[Aim of the task]: Retype the lines below verbatim, every one of them, and leave the pictures out of your answer.

..........

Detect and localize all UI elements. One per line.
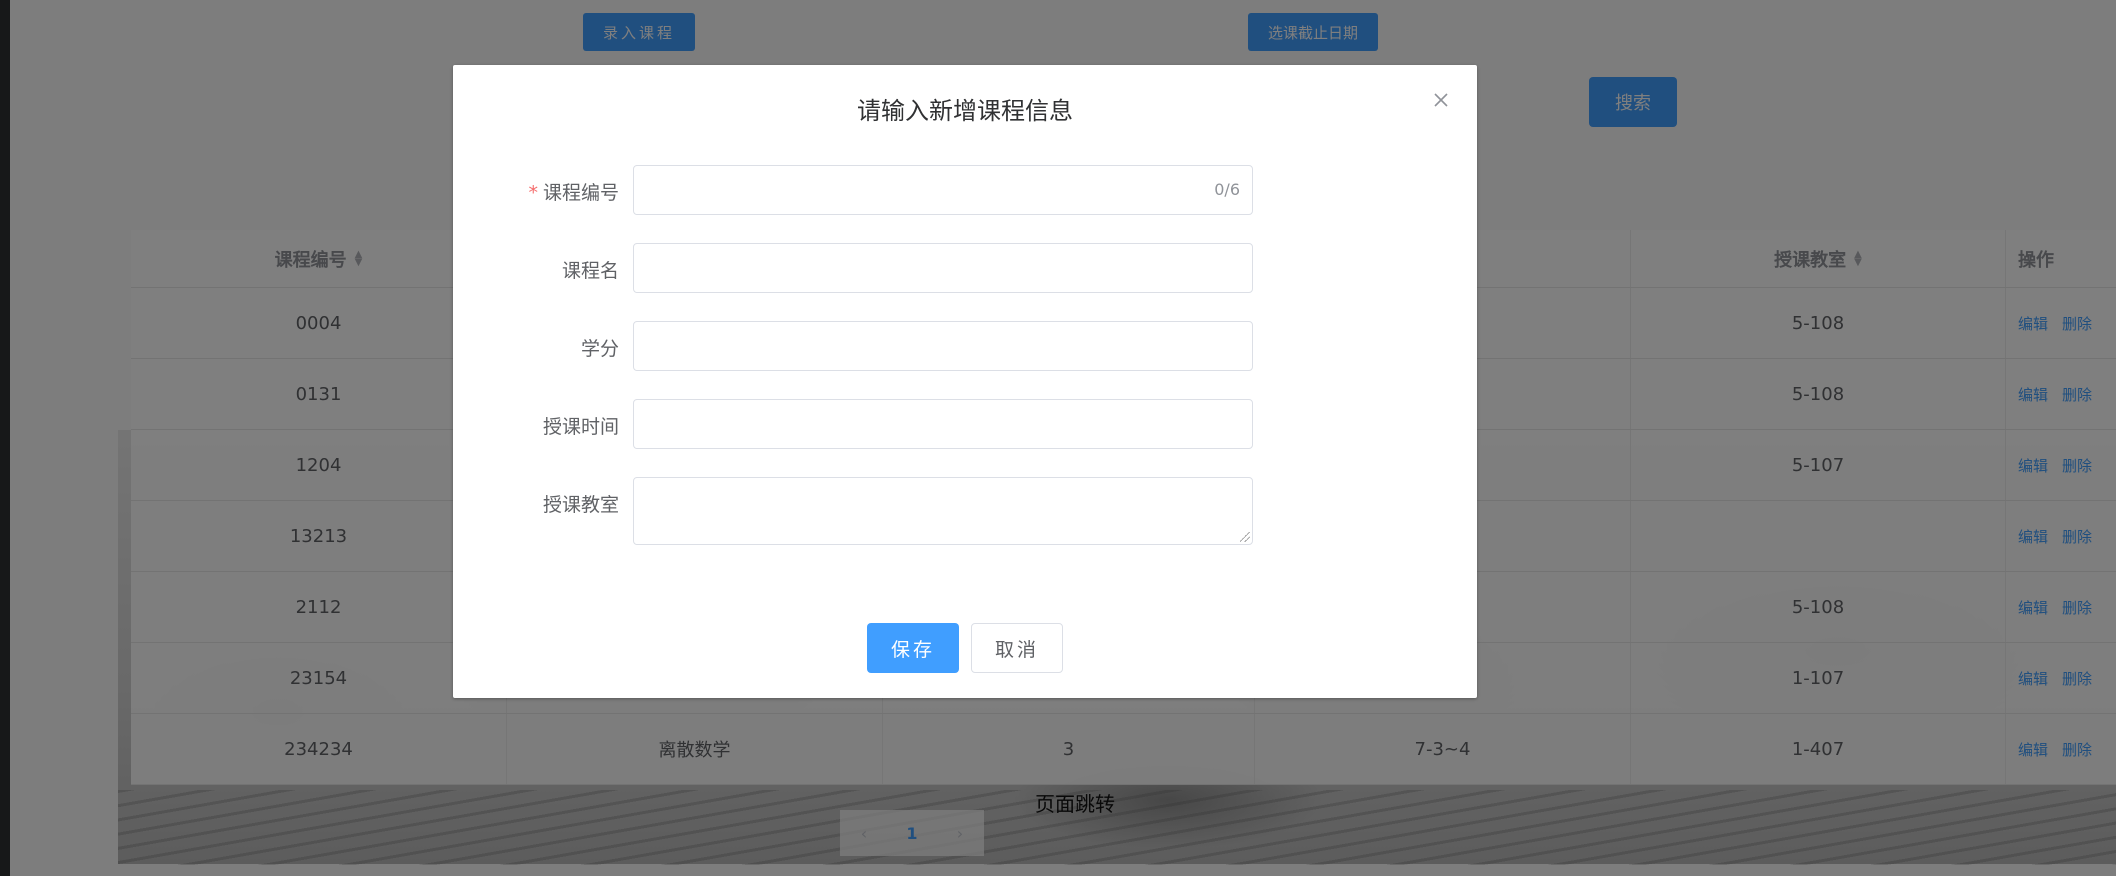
close-icon-glyph: [1434, 93, 1448, 107]
resize-handle-icon[interactable]: [1240, 532, 1250, 542]
field-label: * 课程编号: [528, 182, 619, 204]
dialog-title: 请输入新增课程信息: [857, 97, 1073, 125]
field-label: 授课教室: [542, 494, 619, 516]
char-counter: 0/6: [1214, 180, 1240, 199]
course-name-input[interactable]: [633, 243, 1253, 293]
cancel-button[interactable]: 取消: [971, 623, 1063, 673]
close-icon[interactable]: [1428, 87, 1454, 113]
classroom-textarea[interactable]: [633, 477, 1253, 545]
field-label: 学分: [580, 338, 619, 360]
required-asterisk: *: [528, 182, 538, 204]
field-label: 授课时间: [542, 416, 619, 438]
class-time-input[interactable]: [633, 399, 1253, 449]
course-id-input[interactable]: 0/6: [633, 165, 1253, 215]
save-button[interactable]: 保存: [867, 623, 959, 673]
field-label: 课程名: [561, 260, 619, 282]
credit-input[interactable]: [633, 321, 1253, 371]
add-course-dialog: 请输入新增课程信息 * 课程编号 0/6 课程名 学分 授课时间 授课教室 保存 …: [453, 65, 1477, 698]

..........

[Solution]:
Detect and localize all UI elements. One per line.
close-icon-glyph: [1434, 93, 1448, 107]
resize-handle-icon[interactable]: [1240, 532, 1250, 542]
field-label: * 课程编号: [528, 182, 619, 204]
dialog-title: 请输入新增课程信息: [857, 97, 1073, 125]
field-label: 授课教室: [542, 494, 619, 516]
char-counter: 0/6: [1214, 180, 1240, 199]
course-name-input[interactable]: [633, 243, 1253, 293]
cancel-button[interactable]: 取消: [971, 623, 1063, 673]
close-icon[interactable]: [1428, 87, 1454, 113]
classroom-textarea[interactable]: [633, 477, 1253, 545]
field-label: 学分: [580, 338, 619, 360]
required-asterisk: *: [528, 182, 538, 204]
field-label: 授课时间: [542, 416, 619, 438]
class-time-input[interactable]: [633, 399, 1253, 449]
course-id-input[interactable]: 0/6: [633, 165, 1253, 215]
save-button[interactable]: 保存: [867, 623, 959, 673]
field-label: 课程名: [561, 260, 619, 282]
credit-input[interactable]: [633, 321, 1253, 371]
add-course-dialog: 请输入新增课程信息 * 课程编号 0/6 课程名 学分 授课时间 授课教室 保存 …: [453, 65, 1477, 698]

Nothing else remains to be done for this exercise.